● **Task prompt**
Output the lines of the items as a JSON list of strings, one string per line, with blank lines omitted. Leave the pictures out of the answer.

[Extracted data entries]
———
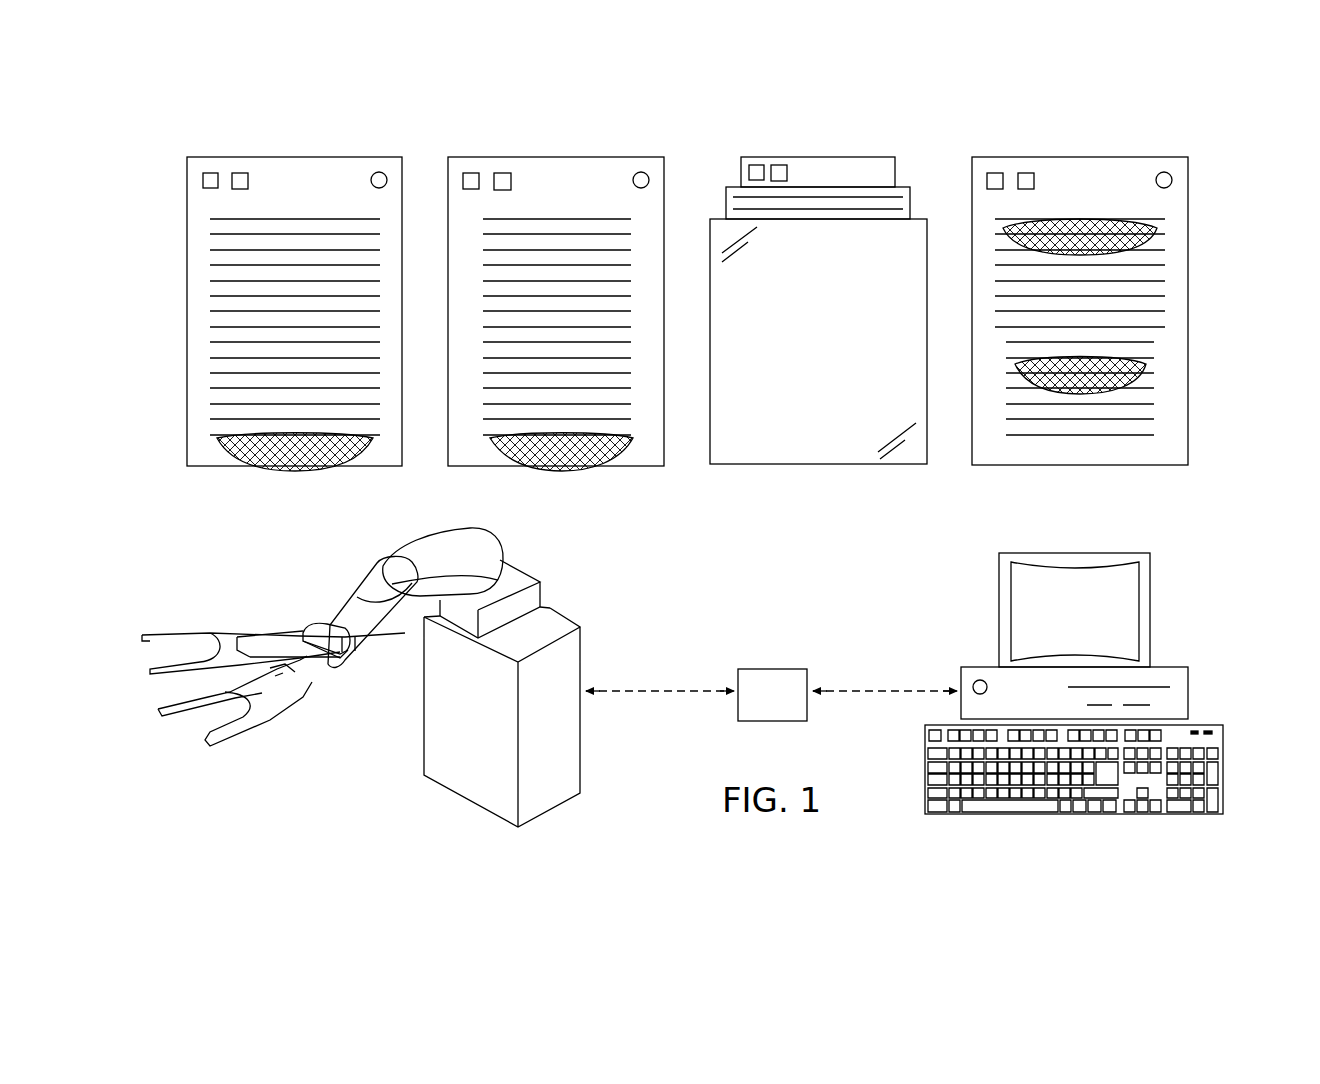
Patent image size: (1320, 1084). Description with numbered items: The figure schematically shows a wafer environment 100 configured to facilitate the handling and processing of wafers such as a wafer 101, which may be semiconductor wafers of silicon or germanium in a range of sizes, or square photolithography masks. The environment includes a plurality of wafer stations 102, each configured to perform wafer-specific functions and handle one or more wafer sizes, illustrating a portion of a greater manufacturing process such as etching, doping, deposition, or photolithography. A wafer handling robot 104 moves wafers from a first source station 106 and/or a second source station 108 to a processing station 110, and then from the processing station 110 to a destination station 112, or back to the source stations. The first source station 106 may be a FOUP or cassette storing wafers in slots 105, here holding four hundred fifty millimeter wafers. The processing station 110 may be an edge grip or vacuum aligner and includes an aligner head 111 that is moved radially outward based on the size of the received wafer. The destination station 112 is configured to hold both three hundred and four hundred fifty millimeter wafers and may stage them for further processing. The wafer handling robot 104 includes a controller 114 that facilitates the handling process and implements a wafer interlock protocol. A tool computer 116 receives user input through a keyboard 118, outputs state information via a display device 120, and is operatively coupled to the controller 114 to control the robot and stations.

The wafer environment 100 is at (736, 52).
The wafer 101 is at (290, 470).
The plurality of wafer stations 102 is at (632, 92).
The wafer handling robot 104 is at (520, 570).
The slots 105 is at (174, 283).
The first source station 106 is at (327, 315).
The second source station 108 is at (664, 157).
The processing station 110 is at (895, 157).
The aligner head 111 is at (910, 188).
The destination station 112 is at (1188, 157).
The controller 114 is at (771, 695).
The tool computer 116 is at (1105, 655).
The keyboard 118 is at (1223, 725).
The display device 120 is at (1150, 553).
———
● **Response**
[
  "Patent image size: (1320, 1084). Description with numbered items: The figure schematically shows a wafer environment 100 configured to facilitate the handling and processing of wafers such as a wafer 101, which may be semiconductor wafers of silicon or germanium in a range of sizes, or square photolithography masks. The environment includes a plurality of wafer stations 102, each configured to perform wafer-specific functions and handle one or more wafer sizes, illustrating a portion of a greater manufacturing process such as etching, doping, deposition, or photolithography. A wafer handling robot 104 moves wafers from a first source station 106 and/or a second source station 108 to a processing station 110, and then from the processing station 110 to a destination station 112, or back to the source stations. The first source station 106 may be a FOUP or cassette storing wafers in slots 105, here holding four hundred fifty millimeter wafers. The processing station 110 may be an edge grip or vacuum aligner and includes an aligner head 111 that is moved radially outward based on the size of the received wafer. The destination station 112 is configured to hold both three hundred and four hundred fifty millimeter wafers and may stage them for further processing. The wafer handling robot 104 includes a controller 114 that facilitates the handling process and implements a wafer interlock protocol. A tool computer 116 receives user input through a keyboard 118, outputs state information via a display device 120, and is operatively coupled to the controller 114 to control the robot and stations.",
  "The wafer environment 100 is at (736, 52).",
  "The wafer 101 is at (290, 470).",
  "The plurality of wafer stations 102 is at (632, 92).",
  "The wafer handling robot 104 is at (520, 570).",
  "The slots 105 is at (174, 283).",
  "The first source station 106 is at (327, 315).",
  "The second source station 108 is at (664, 157).",
  "The processing station 110 is at (895, 157).",
  "The aligner head 111 is at (910, 188).",
  "The destination station 112 is at (1188, 157).",
  "The controller 114 is at (771, 695).",
  "The tool computer 116 is at (1105, 655).",
  "The keyboard 118 is at (1223, 725).",
  "The display device 120 is at (1150, 553)."
]